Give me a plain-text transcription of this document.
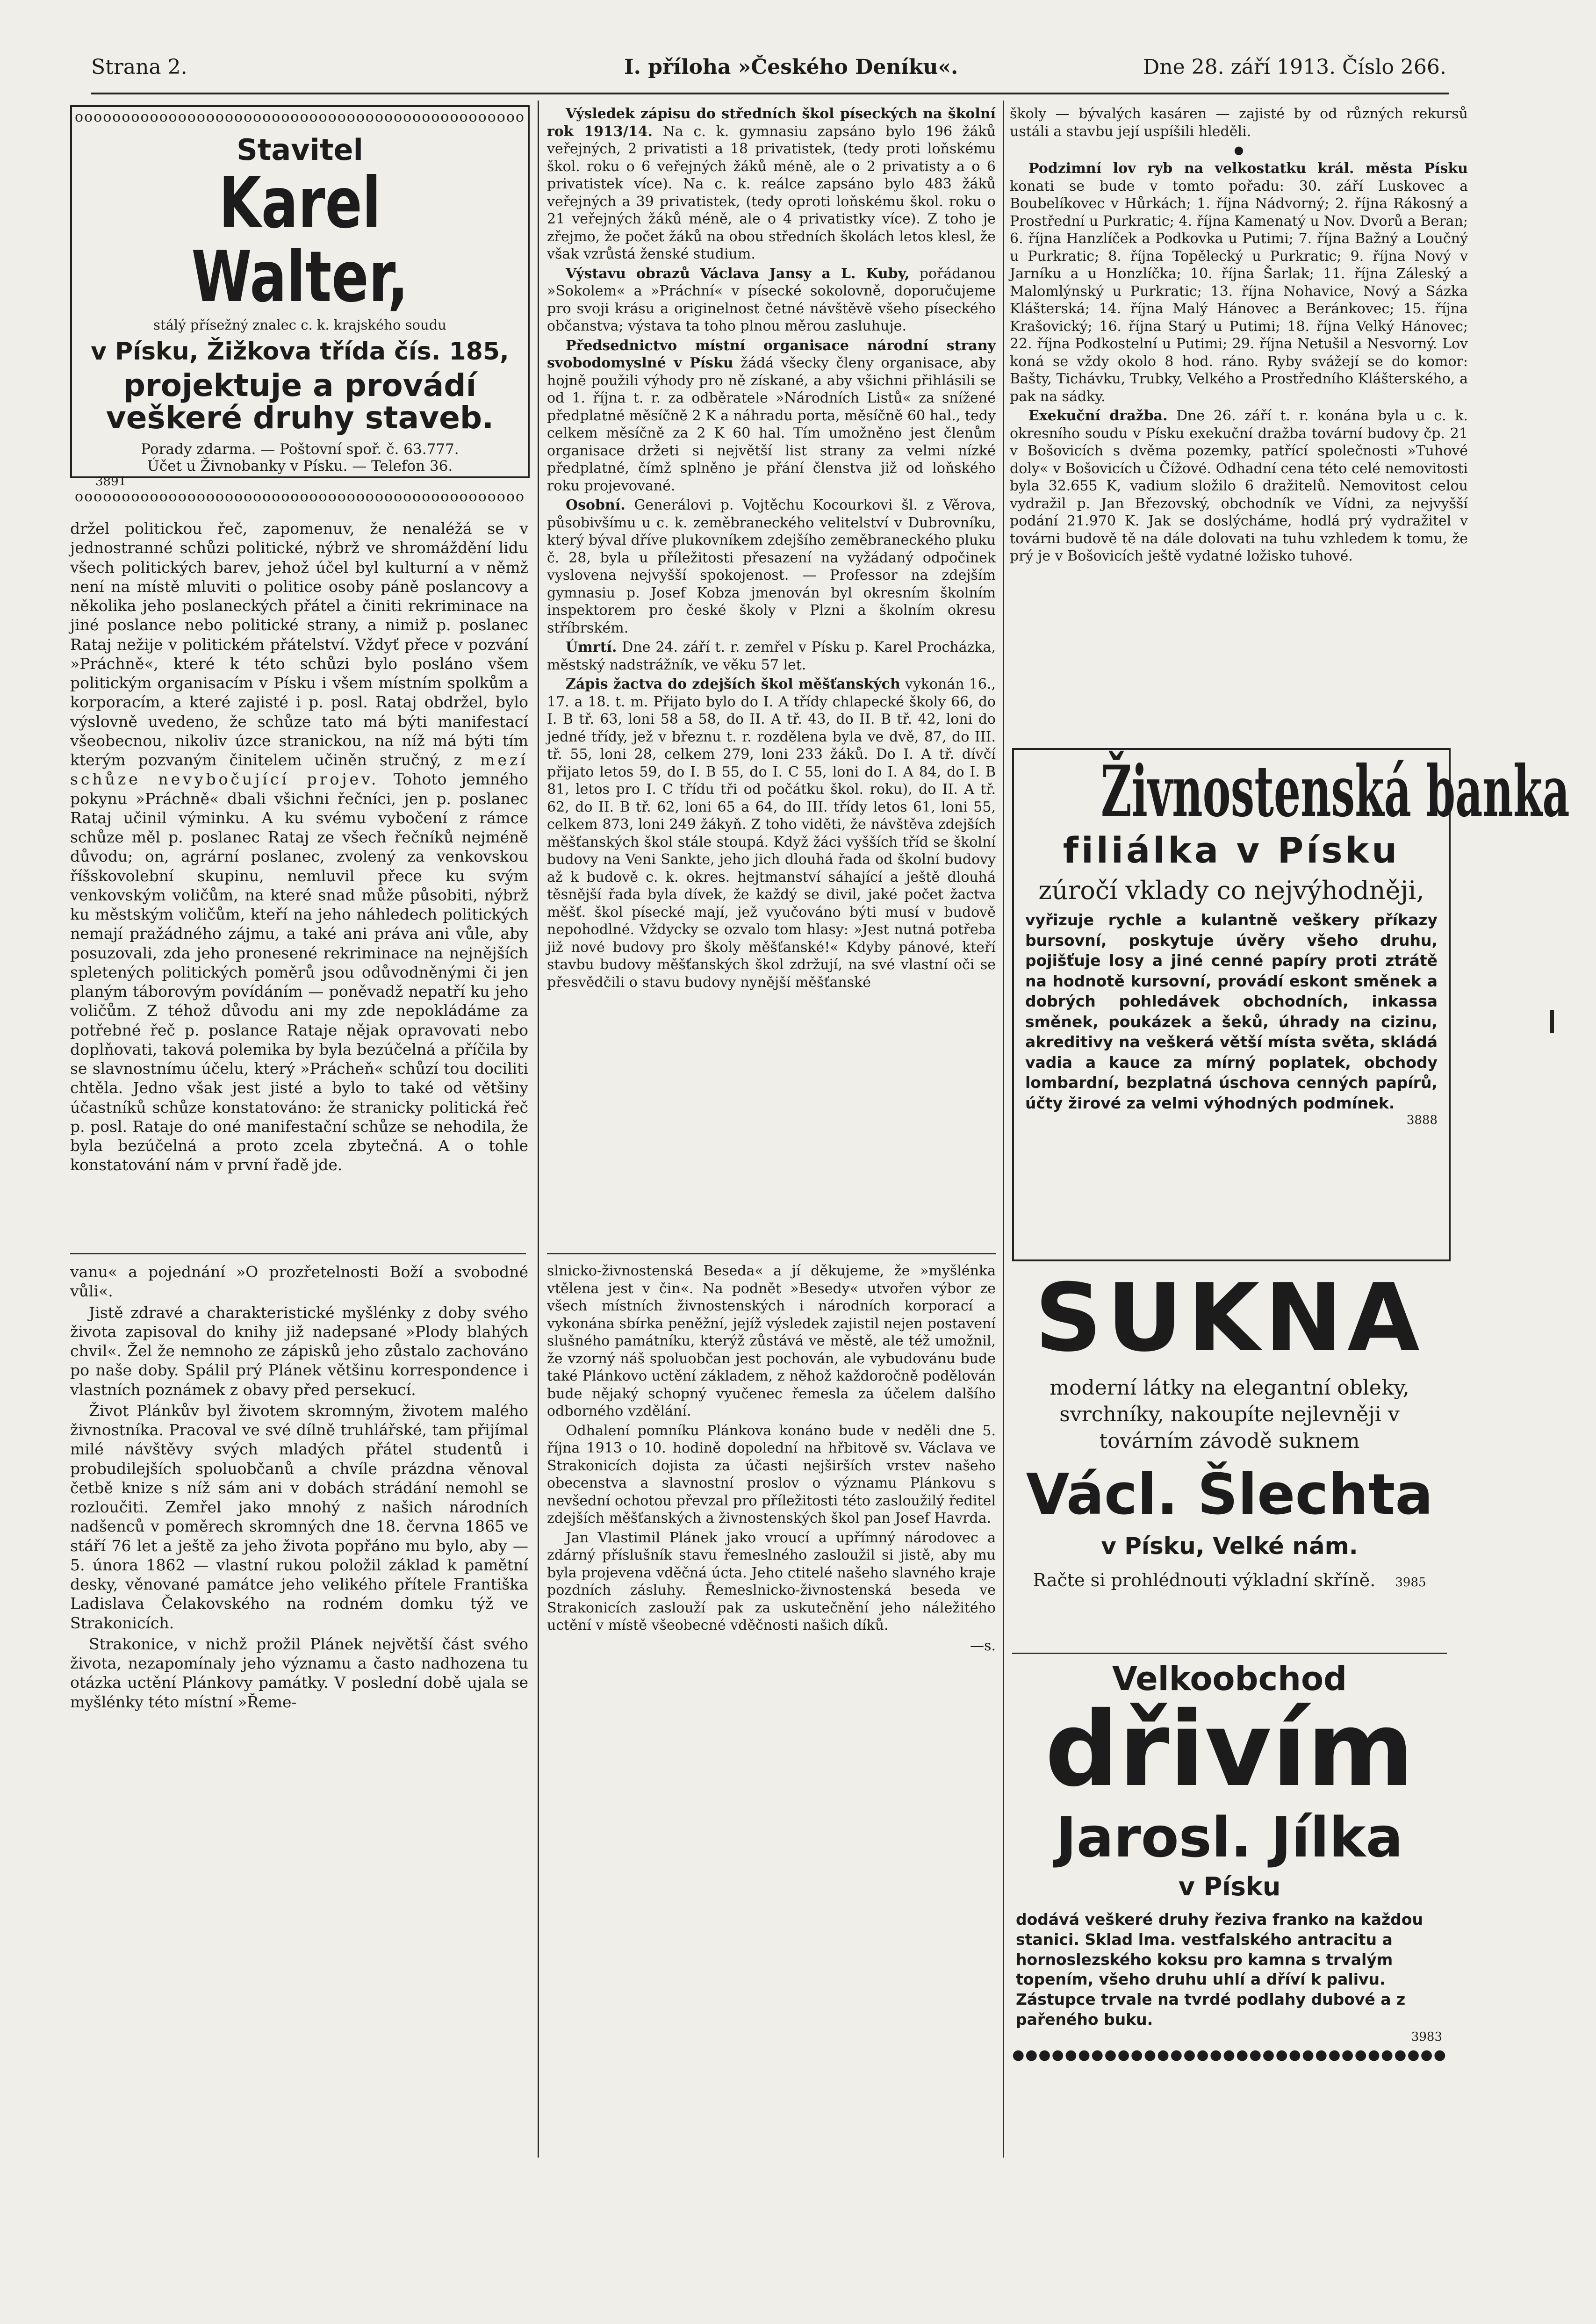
Strana 2.	I. příloha »Českého Deníku«.	Dne 28. září 1913. Číslo 266.
oooooooooooooooooooooooooooooooooooooooooooooooo
Stavitel
Karel Walter,
stálý přísežný znalec c. k. krajského soudu
v Písku, Žižkova třída čís. 185,
projektuje a provádí
veškeré druhy staveb.
Porady zdarma. — Poštovní spoř. č. 63.777.
Účet u Živnobanky v Písku. — Telefon 36.
3891
oooooooooooooooooooooooooooooooooooooooooooooooo

držel politickou řeč, zapomenuv, že nenaléžá se v jednostranné schůzi politické, nýbrž ve shromáždění lidu všech politických barev, jehož účel byl kulturní a v němž není na místě mluviti o politice osoby páně poslancovy a několika jeho poslaneckých přátel a činiti rekriminace na jiné poslance nebo politické strany, a nimiž p. poslanec Rataj nežije v politickém přátelství. Vždyť přece v pozvání »Práchně«, které k této schůzi bylo posláno všem politickým organisacím v Písku i všem místním spolkům a korporacím, a které zajisté i p. posl. Rataj obdržel, bylo výslovně uvedeno, že schůze tato má býti manifestací všeobecnou, nikoliv úzce stranickou, na níž má býti tím kterým pozvaným činitelem učiněn stručný, z mezí schůze nevybočující projev. Tohoto jemného pokynu »Práchně« dbali všichni řečníci, jen p. poslanec Rataj učinil výminku. A ku svému vybočení z rámce schůze měl p. poslanec Rataj ze všech řečníků nejméně důvodu; on, agrární poslanec, zvolený za venkovskou říšskovolební skupinu, nemluvil přece ku svým venkovským voličům, na které snad může působiti, nýbrž ku městským voličům, kteří na jeho náhledech politických nemají pražádného zájmu, a také ani práva ani vůle, aby posuzovali, zda jeho pronesené rekriminace na nejnějších spletených politických poměrů jsou odůvodněnými či jen planým táborovým povídáním — poněvadž nepatří ku jeho voličům. Z téhož důvodu ani my zde nepokládáme za potřebné řeč p. poslance Rataje nějak opravovati nebo doplňovati, taková polemika by byla bezúčelná a příčila by se slavnostnímu účelu, který »Prácheň« schůzí tou dociliti chtěla. Jedno však jest jisté a bylo to také od většiny účastníků schůze konstatováno: že stranicky politická řeč p. posl. Rataje do oné manifestační schůze se nehodila, že byla bezúčelná a proto zcela zbytečná. A o tohle konstatování nám v první řadě jde.

vanu« a pojednání »O prozřetelnosti Boží a svobodné vůli«.

Jistě zdravé a charakteristické myšlénky z doby svého života zapisoval do knihy již nadepsané »Plody blahých chvil«. Žel že nemnoho ze zápisků jeho zůstalo zachováno po naše doby. Spálil prý Plánek většinu korrespondence i vlastních poznámek z obavy před persekucí.

Život Plánkův byl životem skromným, životem malého živnostníka. Pracoval ve své dílně truhlářské, tam přijímal milé návštěvy svých mladých přátel studentů i probudilejších spoluobčanů a chvíle prázdna věnoval četbě knize s níž sám ani v dobách strádání nemohl se rozloučiti. Zemřel jako mnohý z našich národních nadšenců v poměrech skromných dne 18. června 1865 ve stáří 76 let a ještě za jeho života popřáno mu bylo, aby — 5. února 1862 — vlastní rukou položil základ k pamětní desky, věnované památce jeho velikého přítele Františka Ladislava Čelakovského na rodném domku týž ve Strakonicích.

Strakonice, v nichž prožil Plánek největší část svého života, nezapomínaly jeho významu a často nadhozena tu otázka uctění Plánkovy památky. V poslední době ujala se myšlénky této místní »Řeme-

Výsledek zápisu do středních škol píseckých na školní rok 1913/14. Na c. k. gymnasiu zapsáno bylo 196 žáků veřejných, 2 privatisti a 18 privatistek, (tedy proti loňskému škol. roku o 6 veřejných žáků méně, ale o 2 privatisty a o 6 privatistek více). Na c. k. reálce zapsáno bylo 483 žáků veřejných a 39 privatistek, (tedy oproti loňskému škol. roku o 21 veřejných žáků méně, ale o 4 privatistky více). Z toho je zřejmo, že počet žáků na obou středních školách letos klesl, že však vzrůstá ženské studium.

Výstavu obrazů Václava Jansy a L. Kuby, pořádanou »Sokolem« a »Práchní« v písecké sokolovně, doporučujeme pro svoji krásu a originelnost četné návštěvě všeho píseckého občanstva; výstava ta toho plnou měrou zasluhuje.

Předsednictvo místní organisace národní strany svobodomyslné v Písku žádá všecky členy organisace, aby hojně použili výhody pro ně získané, a aby všichni přihlásili se od 1. října t. r. za odběratele »Národních Listů« za snížené předplatné měsíčně 2 K a náhradu porta, měsíčně 60 hal., tedy celkem měsíčně za 2 K 60 hal. Tím umožněno jest členům organisace držeti si největší list strany za velmi nízké předplatné, čímž splněno je přání členstva již od loňského roku projevované.

Osobní. Generálovi p. Vojtěchu Kocourkovi šl. z Věrova, působivšímu u c. k. zeměbraneckého velitelství v Dubrovníku, který býval dříve plukovníkem zdejšího zeměbraneckého pluku č. 28, byla u příležitosti přesazení na vyžádaný odpočinek vyslovena nejvyšší spokojenost. — Professor na zdejším gymnasiu p. Josef Kobza jmenován byl okresním školním inspektorem pro české školy v Plzni a školním okresu stříbrském.

Úmrtí. Dne 24. září t. r. zemřel v Písku p. Karel Procházka, městský nadstrážník, ve věku 57 let.

Zápis žactva do zdejších škol měšťanských vykonán 16., 17. a 18. t. m. Přijato bylo do I. A třídy chlapecké školy 66, do I. B tř. 63, loni 58 a 58, do II. A tř. 43, do II. B tř. 42, loni do jedné třídy, jež v březnu t. r. rozdělena byla ve dvě, 87, do III. tř. 55, loni 28, celkem 279, loni 233 žáků. Do I. A tř. dívčí přijato letos 59, do I. B 55, do I. C 55, loni do I. A 84, do I. B 81, letos pro I. C třídu tři od počátku škol. roku), do II. A tř. 62, do II. B tř. 62, loni 65 a 64, do III. třídy letos 61, loni 55, celkem 873, loni 249 žákyň. Z toho viděti, že návštěva zdejších měšťanských škol stále stoupá. Když žáci vyšších tříd se školní budovy na Veni Sankte, jeho jich dlouhá řada od školní budovy až k budově c. k. okres. hejtmanství sáhající a ještě dlouhá těsnější řada byla dívek, že každý se divil, jaké počet žactva měšť. škol písecké mají, jež vyučováno býti musí v budově nepohodlné. Vždycky se ozvalo tom hlasy: »Jest nutná potřeba již nové budovy pro školy měšťanské!« Kdyby pánové, kteří stavbu budovy měšťanských škol zdržují, na své vlastní oči se přesvědčili o stavu budovy nynější měšťanské

slnicko-živnostenská Beseda« a jí děkujeme, že »myšlénka vtělena jest v čin«. Na podnět »Besedy« utvořen výbor ze všech místních živnostenských i národních korporací a vykonána sbírka peněžní, jejíž výsledek zajistil nejen postavení slušného památníku, kterýž zůstává ve městě, ale též umožnil, že vzorný náš spoluobčan jest pochován, ale vybudovánu bude také Plánkovo uctění základem, z něhož každoročně podělován bude nějaký schopný vyučenec řemesla za účelem dalšího odborného vzdělání.

Odhalení pomníku Plánkova konáno bude v neděli dne 5. října 1913 o 10. hodině dopolední na hřbitově sv. Václava ve Strakonicích dojista za účasti nejširších vrstev našeho obecenstva a slavnostní proslov o významu Plánkovu s nevšední ochotou převzal pro příležitosti této zasloužilý ředitel zdejších měšťanských a živnostenských škol pan Josef Havrda.

Jan Vlastimil Plánek jako vroucí a upřímný národovec a zdárný příslušník stavu řemeslného zasloužil si jistě, aby mu byla projevena vděčná úcta. Jeho ctitelé našeho slavného kraje pozdních zásluhy. Řemeslnicko-živnostenská beseda ve Strakonicích zaslouží pak za uskutečnění jeho náležitého uctění v místě všeobecné vděčnosti našich díků.

—s.

školy — bývalých kasáren — zajisté by od různých rekursů ustáli a stavbu její uspíšili hleděli.

●

Podzimní lov ryb na velkostatku král. města Písku konati se bude v tomto pořadu: 30. září Luskovec a Boubelíkovec v Hůrkách; 1. října Nádvorný; 2. října Rákosný a Prostřední u Purkratic; 4. října Kamenatý u Nov. Dvorů a Beran; 6. října Hanzlíček a Podkovka u Putimi; 7. října Bažný a Loučný u Purkratic; 8. října Topělecký u Purkratic; 9. října Nový v Jarníku a u Honzlíčka; 10. října Šarlak; 11. října Záleský a Malomlýnský u Purkratic; 13. října Nohavice, Nový a Sázka Klášterská; 14. října Malý Hánovec a Beránkovec; 15. října Krašovický; 16. října Starý u Putimi; 18. října Velký Hánovec; 22. října Podkostelní u Putimi; 29. října Netušil a Nesvorný. Lov koná se vždy okolo 8 hod. ráno. Ryby svážejí se do komor: Bašty, Tichávku, Trubky, Velkého a Prostředního Klášterského, a pak na sádky.

Exekuční dražba. Dne 26. září t. r. konána byla u c. k. okresního soudu v Písku exekuční dražba tovární budovy čp. 21 v Bošovicích s dvěma pozemky, patřící společnosti »Tuhové doly« v Bošovicích u Čížové. Odhadní cena této celé nemovitosti byla 32.655 K, vadium složilo 6 dražitelů. Nemovitost celou vydražil p. Jan Březovský, obchodník ve Vídni, za nejvyšší podání 21.970 K. Jak se doslýcháme, hodlá prý vydražitel v továrni budově tě na dále dolovati na tuhu vzhledem k tomu, že prý je v Bošovicích ještě vydatné ložisko tuhové.

Živnostenská banka
filiálka v Písku
zúročí vklady co nejvýhodněji,
vyřizuje rychle a kulantně veškery příkazy bursovní, poskytuje úvěry všeho druhu, pojišťuje losy a jiné cenné papíry proti ztrátě na hodnotě kursovní, provádí eskont směnek a dobrých pohledávek obchodních, inkassa směnek, poukázek a šeků, úhrady na cizinu, akreditivy na veškerá větší místa světa, skládá vadia a kauce za mírný poplatek, obchody lombardní, bezplatná úschova cenných papírů, účty žirové za velmi výhodných podmínek.
3888
SUKNA
moderní látky na elegantní obleky, svrchníky, nakoupíte nejlevněji v továrním závodě suknem
Václ. Šlechta
v Písku, Velké nám.
Račte si prohlédnouti výkladní skříně. 3985
Velkoobchod
dřivím
Jarosl. Jílka
v Písku
dodává veškeré druhy řeziva franko na každou stanici. Sklad lma. vestfalského antracitu a hornoslezského koksu pro kamna s trvalým topením, všeho druhu uhlí a dříví k palivu. Zástupce trvale na tvrdé podlahy dubové a z pařeného buku.
3983
●●●●●●●●●●●●●●●●●●●●●●●●●●●●●●●●●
※ ※ ※
• [Your goal]: Return only the number of lines in the data that contain "svého".

• [Worked solution]: 2